### Records for the exercise

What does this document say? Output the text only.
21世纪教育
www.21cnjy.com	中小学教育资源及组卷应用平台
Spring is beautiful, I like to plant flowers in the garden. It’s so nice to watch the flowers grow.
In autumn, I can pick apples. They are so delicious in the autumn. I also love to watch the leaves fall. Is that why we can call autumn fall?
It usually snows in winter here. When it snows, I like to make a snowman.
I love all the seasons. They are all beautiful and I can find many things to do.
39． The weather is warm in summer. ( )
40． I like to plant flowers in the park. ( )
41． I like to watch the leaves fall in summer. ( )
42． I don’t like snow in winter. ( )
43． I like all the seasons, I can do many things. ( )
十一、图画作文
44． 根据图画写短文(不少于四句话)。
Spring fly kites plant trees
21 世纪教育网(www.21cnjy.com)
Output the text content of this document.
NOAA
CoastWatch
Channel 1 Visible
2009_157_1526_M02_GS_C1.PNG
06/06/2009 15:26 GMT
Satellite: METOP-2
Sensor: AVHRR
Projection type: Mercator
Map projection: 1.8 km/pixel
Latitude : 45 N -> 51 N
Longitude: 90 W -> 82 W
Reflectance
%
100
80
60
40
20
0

######

> **Do this**: Produce an exact copy of the whole listing.

> **Written reply**:
What does this document say? Output the text only.
21世纪教育
www.21cnjy.com	中小学教育资源及组卷应用平台
Spring is beautiful, I like to plant flowers in the garden. It’s so nice to watch the flowers grow.
In autumn, I can pick apples. They are so delicious in the autumn. I also love to watch the leaves fall. Is that why we can call autumn fall?
It usually snows in winter here. When it snows, I like to make a snowman.
I love all the seasons. They are all beautiful and I can find many things to do.
39． The weather is warm in summer. ( )
40． I like to plant flowers in the park. ( )
41． I like to watch the leaves fall in summer. ( )
42． I don’t like snow in winter. ( )
43． I like all the seasons, I can do many things. ( )
十一、图画作文
44． 根据图画写短文(不少于四句话)。
Spring fly kites plant trees
21 世纪教育网(www.21cnjy.com)
Output the text content of this document.
NOAA
CoastWatch
Channel 1 Visible
2009_157_1526_M02_GS_C1.PNG
06/06/2009 15:26 GMT
Satellite: METOP-2
Sensor: AVHRR
Projection type: Mercator
Map projection: 1.8 km/pixel
Latitude : 45 N -> 51 N
Longitude: 90 W -> 82 W
Reflectance
%
100
80
60
40
20
0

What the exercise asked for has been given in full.